::: Exercise input

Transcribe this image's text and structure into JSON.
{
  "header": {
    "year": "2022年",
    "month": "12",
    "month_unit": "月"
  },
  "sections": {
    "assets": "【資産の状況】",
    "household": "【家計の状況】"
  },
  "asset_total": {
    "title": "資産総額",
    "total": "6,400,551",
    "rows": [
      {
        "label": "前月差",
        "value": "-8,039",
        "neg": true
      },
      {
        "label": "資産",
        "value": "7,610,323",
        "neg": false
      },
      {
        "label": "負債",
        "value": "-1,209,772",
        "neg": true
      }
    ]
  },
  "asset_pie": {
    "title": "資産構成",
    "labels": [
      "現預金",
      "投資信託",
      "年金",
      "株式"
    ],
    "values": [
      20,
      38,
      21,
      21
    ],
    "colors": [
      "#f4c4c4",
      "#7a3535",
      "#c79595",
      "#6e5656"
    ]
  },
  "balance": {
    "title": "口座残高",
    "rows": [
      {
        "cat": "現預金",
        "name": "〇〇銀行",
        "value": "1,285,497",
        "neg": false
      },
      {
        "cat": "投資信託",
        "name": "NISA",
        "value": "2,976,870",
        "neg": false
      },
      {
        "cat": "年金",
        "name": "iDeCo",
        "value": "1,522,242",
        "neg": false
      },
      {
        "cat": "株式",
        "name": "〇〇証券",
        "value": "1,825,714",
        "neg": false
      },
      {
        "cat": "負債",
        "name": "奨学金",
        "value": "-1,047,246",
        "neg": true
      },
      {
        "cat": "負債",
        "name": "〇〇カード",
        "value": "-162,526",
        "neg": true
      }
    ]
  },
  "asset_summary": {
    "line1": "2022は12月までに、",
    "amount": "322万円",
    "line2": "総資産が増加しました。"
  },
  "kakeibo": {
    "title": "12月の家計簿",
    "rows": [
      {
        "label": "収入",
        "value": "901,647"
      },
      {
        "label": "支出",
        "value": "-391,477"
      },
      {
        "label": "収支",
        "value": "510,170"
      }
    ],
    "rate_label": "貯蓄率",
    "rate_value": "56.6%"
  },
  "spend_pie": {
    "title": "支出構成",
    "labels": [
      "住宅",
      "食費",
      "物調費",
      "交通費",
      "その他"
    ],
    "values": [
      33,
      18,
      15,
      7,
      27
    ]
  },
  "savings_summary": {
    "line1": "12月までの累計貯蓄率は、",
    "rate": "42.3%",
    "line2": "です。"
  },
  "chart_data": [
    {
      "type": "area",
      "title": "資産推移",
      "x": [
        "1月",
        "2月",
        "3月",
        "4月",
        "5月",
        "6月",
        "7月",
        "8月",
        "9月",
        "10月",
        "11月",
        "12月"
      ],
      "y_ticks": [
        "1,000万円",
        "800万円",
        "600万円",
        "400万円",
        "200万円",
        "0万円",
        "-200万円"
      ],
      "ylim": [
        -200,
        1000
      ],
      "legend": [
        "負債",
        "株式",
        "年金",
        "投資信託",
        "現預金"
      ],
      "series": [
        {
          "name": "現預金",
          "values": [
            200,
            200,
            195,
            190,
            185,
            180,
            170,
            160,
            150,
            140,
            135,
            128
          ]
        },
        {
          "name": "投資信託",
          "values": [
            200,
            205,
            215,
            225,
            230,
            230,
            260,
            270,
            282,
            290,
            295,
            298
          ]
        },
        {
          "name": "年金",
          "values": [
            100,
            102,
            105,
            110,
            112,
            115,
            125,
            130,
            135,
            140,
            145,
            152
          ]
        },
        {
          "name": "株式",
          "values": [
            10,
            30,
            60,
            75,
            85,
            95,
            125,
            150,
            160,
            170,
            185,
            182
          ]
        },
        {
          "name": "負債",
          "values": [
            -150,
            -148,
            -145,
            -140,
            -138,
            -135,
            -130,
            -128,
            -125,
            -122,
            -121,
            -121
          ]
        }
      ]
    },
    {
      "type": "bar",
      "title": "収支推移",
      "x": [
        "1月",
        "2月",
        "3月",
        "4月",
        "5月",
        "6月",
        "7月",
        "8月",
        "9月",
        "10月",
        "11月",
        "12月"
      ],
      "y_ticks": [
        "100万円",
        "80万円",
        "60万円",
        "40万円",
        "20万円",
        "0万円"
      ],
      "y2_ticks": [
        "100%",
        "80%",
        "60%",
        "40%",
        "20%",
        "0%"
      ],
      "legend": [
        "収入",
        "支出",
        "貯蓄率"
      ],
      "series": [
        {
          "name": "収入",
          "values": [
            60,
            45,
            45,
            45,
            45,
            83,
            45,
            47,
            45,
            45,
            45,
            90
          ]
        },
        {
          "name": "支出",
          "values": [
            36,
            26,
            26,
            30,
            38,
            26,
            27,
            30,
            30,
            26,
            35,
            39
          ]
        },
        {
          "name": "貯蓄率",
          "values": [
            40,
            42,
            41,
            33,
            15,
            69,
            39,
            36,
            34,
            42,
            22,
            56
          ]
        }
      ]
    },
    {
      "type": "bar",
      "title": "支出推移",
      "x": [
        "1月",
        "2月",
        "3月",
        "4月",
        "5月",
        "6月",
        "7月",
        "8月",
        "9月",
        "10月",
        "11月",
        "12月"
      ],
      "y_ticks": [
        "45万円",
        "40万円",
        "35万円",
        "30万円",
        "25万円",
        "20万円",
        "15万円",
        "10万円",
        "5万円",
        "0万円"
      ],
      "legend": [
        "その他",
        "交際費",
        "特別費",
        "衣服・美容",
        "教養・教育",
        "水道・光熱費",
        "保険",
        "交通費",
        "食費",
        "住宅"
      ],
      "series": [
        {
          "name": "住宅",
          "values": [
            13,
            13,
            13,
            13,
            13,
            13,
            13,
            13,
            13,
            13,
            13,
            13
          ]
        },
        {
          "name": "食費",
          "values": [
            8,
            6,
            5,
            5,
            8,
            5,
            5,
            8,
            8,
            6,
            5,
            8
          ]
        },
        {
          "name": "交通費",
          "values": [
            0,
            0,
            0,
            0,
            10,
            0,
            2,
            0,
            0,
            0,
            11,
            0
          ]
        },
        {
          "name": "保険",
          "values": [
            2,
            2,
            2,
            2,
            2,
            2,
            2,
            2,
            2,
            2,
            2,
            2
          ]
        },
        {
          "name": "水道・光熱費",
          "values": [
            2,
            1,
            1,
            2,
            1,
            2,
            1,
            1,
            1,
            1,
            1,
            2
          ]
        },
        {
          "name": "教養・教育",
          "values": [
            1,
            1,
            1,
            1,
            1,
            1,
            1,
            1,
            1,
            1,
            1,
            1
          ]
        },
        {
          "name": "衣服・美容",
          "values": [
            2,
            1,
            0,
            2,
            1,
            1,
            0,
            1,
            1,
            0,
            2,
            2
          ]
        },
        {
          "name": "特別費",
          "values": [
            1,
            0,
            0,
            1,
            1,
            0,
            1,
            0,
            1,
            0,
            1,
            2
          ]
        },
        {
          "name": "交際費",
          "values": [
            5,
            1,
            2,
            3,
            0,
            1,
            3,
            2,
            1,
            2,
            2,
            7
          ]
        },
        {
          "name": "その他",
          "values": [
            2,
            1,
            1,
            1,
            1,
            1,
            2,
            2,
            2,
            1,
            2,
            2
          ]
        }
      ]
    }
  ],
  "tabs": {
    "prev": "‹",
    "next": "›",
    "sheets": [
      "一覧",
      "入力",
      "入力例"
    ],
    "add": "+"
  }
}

::::::

▶ **What is asked**:
Pick out, from the lines above, every one that contains the string "title".

▶ **Task solution**:
    "title": "資産総額",
    "title": "資産構成",
    "title": "口座残高",
    "title": "12月の家計簿",
    "title": "支出構成",
      "title": "資産推移",
      "title": "収支推移",
      "title": "支出推移",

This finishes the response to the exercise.